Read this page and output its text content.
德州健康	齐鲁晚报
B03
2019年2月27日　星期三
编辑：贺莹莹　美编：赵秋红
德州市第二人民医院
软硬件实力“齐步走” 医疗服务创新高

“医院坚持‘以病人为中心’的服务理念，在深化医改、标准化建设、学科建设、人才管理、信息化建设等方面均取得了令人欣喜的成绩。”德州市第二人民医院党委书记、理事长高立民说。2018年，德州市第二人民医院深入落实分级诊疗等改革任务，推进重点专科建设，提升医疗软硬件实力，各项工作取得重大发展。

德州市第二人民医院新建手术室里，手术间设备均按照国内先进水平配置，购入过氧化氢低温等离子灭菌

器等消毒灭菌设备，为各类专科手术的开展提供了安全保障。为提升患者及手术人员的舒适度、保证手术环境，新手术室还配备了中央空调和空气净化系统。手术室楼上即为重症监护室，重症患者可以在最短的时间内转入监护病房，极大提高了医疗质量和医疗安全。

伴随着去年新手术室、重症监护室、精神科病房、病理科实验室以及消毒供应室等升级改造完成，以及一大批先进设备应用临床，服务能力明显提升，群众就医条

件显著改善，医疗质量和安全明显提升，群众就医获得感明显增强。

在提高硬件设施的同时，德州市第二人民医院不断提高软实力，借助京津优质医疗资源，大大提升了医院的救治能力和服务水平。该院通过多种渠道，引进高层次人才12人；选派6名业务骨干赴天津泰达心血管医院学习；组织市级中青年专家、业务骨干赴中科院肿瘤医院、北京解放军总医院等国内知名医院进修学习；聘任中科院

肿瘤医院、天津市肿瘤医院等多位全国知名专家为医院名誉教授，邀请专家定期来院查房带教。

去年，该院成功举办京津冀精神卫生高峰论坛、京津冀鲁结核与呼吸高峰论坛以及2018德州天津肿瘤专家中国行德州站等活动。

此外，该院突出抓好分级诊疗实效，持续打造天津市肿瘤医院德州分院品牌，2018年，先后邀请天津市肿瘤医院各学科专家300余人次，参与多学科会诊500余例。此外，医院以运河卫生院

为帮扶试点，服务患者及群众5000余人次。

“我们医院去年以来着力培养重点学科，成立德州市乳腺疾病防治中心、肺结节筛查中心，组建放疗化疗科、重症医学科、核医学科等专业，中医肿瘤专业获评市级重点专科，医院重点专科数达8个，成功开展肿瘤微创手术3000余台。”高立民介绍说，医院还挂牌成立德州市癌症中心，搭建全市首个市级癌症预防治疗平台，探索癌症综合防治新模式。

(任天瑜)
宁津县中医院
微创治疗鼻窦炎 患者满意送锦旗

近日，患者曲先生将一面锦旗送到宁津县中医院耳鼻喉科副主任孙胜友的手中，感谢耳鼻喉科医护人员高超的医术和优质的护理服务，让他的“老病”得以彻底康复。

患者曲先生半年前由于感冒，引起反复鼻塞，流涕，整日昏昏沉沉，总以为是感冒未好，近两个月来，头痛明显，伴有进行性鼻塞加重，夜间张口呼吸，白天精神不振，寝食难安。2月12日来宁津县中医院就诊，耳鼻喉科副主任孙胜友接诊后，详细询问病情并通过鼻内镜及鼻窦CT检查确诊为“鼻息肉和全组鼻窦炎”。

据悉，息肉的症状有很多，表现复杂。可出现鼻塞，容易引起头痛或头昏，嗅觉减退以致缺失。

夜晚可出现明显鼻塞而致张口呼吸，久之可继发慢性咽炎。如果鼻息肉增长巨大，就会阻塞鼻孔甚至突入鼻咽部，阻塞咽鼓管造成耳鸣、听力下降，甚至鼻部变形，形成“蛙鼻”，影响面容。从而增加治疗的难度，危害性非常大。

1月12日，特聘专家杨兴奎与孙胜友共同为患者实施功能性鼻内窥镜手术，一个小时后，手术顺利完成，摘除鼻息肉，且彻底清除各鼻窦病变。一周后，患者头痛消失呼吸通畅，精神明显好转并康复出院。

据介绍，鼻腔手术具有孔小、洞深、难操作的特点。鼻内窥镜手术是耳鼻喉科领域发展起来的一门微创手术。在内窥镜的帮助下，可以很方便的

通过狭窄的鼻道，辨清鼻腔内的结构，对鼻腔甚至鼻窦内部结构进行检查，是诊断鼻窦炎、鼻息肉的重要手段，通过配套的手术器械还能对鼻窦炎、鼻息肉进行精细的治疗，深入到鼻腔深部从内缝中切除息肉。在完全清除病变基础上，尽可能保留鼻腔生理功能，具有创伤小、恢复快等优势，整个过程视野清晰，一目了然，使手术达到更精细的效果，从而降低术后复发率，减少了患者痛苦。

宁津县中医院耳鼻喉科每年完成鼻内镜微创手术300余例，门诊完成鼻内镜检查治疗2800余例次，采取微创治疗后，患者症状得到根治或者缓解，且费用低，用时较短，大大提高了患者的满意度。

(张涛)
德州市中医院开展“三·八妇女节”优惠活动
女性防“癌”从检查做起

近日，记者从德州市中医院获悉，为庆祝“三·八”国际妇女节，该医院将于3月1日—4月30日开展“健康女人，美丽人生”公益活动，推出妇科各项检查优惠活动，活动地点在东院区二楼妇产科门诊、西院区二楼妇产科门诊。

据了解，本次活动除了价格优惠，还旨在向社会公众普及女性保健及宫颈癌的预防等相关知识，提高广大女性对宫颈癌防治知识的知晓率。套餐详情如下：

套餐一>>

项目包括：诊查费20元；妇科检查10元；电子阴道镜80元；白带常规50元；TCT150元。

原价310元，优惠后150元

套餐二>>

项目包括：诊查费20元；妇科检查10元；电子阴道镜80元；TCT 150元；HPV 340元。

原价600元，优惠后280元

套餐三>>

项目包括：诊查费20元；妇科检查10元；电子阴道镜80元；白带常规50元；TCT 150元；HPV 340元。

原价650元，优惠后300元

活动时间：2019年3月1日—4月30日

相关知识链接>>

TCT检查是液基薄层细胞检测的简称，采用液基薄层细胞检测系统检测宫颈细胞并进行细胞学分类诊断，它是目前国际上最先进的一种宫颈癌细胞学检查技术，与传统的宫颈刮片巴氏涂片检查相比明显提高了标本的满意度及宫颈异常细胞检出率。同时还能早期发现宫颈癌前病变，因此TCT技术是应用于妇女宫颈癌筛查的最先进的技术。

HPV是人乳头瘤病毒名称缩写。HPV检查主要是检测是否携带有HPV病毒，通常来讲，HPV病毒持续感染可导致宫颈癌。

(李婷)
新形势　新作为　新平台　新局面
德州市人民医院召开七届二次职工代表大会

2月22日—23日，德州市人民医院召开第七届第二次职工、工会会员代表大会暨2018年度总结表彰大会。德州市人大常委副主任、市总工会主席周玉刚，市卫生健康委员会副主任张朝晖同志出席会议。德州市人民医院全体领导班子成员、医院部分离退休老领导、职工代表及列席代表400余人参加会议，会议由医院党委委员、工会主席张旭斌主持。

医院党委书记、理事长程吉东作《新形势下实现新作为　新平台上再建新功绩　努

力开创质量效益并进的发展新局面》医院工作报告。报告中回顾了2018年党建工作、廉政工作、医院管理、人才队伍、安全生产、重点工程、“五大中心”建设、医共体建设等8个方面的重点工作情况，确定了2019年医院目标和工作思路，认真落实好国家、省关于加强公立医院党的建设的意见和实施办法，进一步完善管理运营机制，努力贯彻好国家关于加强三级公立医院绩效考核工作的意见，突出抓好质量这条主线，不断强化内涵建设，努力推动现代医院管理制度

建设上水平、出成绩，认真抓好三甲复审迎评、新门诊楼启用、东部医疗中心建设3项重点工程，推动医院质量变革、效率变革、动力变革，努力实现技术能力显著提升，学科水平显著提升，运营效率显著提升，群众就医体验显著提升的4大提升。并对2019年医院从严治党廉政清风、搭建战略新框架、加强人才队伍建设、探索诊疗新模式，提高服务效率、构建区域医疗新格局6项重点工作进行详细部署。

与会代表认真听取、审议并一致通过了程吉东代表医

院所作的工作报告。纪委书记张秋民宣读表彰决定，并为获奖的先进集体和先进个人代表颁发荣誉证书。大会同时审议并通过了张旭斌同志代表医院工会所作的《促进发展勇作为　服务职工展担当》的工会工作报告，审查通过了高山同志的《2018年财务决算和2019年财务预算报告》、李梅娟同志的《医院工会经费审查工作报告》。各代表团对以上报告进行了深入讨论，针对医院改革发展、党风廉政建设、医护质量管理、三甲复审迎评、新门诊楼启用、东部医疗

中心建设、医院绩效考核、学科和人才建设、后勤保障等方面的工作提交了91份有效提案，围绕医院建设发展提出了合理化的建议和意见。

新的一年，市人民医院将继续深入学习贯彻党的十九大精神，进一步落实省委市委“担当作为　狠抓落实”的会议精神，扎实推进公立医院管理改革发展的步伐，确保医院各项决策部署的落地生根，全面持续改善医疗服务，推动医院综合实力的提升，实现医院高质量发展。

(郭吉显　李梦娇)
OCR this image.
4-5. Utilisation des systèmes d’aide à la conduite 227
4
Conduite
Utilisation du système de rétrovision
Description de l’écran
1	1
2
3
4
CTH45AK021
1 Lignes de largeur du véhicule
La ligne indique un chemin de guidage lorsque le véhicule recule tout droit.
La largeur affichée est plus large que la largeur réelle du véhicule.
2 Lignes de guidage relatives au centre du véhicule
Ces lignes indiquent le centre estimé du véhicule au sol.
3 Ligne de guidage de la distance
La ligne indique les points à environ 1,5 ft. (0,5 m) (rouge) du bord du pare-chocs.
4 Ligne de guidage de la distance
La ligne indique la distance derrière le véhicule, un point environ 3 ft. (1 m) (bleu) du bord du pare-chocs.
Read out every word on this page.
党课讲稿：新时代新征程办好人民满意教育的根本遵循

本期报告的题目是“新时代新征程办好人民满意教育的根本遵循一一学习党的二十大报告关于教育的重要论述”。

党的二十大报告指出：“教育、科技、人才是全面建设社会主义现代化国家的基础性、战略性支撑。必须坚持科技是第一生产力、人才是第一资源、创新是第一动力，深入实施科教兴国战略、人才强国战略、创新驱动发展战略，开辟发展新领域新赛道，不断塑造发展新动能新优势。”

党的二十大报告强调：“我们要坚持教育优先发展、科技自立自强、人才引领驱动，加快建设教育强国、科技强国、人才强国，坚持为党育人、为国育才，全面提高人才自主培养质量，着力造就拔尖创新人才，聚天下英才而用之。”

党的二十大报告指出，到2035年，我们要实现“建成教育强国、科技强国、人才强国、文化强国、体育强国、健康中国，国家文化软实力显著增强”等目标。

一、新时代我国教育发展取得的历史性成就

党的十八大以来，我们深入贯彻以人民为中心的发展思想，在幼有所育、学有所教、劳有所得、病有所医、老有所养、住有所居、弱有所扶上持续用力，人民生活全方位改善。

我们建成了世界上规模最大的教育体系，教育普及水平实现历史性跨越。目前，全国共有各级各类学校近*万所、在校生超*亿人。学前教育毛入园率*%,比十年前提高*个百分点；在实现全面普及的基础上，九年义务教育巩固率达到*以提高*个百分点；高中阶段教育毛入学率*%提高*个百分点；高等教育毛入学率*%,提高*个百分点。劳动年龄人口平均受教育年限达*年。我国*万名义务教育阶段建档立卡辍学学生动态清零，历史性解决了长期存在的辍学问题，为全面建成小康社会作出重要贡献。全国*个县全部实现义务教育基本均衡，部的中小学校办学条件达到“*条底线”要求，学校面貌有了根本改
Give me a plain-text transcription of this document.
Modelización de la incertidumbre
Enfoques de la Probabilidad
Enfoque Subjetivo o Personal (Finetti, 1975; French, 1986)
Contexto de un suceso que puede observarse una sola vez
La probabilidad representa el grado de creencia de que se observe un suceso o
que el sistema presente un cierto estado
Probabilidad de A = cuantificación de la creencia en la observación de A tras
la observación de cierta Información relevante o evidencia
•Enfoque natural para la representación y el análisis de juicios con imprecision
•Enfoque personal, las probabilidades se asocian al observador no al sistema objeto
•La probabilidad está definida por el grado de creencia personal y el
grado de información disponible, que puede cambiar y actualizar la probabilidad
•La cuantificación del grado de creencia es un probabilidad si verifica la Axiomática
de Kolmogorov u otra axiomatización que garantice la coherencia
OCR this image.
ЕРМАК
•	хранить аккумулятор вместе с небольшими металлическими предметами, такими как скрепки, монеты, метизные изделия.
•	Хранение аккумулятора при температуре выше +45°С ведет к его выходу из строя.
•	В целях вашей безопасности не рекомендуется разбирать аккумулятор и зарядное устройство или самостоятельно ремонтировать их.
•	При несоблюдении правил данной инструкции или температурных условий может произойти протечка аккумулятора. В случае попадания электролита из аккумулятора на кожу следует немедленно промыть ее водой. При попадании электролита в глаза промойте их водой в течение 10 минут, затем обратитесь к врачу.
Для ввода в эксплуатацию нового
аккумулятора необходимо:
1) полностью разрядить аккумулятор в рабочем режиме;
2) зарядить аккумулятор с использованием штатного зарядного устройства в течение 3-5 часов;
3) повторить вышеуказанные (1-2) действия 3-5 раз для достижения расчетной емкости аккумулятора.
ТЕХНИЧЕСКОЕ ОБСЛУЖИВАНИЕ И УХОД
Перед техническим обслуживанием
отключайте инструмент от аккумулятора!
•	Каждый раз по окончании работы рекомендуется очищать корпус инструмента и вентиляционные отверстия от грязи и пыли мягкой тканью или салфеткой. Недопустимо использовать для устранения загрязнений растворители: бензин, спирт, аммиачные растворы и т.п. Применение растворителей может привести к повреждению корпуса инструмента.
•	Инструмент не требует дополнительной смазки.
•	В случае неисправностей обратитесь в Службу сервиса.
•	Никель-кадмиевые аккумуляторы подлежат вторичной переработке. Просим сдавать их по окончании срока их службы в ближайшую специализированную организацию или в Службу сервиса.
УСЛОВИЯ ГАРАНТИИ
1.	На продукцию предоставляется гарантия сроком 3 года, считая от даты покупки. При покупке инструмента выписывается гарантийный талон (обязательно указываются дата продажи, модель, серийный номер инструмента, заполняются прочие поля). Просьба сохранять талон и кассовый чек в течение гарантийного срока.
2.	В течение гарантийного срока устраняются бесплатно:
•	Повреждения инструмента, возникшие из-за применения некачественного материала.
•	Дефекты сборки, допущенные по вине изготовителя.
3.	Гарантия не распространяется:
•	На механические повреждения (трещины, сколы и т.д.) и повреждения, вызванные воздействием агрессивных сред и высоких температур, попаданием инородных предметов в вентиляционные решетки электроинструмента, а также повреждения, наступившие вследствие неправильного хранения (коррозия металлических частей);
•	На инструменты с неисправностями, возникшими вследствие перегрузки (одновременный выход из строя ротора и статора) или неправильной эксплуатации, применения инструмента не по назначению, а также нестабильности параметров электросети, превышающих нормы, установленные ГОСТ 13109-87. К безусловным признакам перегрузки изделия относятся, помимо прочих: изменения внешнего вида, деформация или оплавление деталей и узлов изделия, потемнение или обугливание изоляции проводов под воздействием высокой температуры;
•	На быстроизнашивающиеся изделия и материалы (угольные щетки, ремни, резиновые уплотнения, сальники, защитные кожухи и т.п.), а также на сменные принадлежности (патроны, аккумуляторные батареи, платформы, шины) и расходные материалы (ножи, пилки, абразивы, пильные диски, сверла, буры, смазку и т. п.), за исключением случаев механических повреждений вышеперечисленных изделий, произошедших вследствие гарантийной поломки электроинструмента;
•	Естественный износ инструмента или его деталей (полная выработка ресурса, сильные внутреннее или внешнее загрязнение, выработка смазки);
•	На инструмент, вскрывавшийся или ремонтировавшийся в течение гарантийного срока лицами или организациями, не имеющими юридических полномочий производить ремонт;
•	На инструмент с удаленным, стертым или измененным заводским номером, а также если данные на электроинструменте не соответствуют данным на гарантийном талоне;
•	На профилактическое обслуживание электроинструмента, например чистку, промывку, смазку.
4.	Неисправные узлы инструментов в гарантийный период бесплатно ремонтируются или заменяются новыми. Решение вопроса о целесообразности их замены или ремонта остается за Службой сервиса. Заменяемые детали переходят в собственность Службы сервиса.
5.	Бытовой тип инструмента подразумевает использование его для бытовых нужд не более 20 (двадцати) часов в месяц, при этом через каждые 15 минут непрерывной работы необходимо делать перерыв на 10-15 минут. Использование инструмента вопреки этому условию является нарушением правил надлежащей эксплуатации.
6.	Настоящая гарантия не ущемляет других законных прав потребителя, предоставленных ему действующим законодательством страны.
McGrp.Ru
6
- - - - -
## EXERCISE
Report the number of lines above containing the word "аккумулятора", with no other text.

## FINISHED ANSWER
5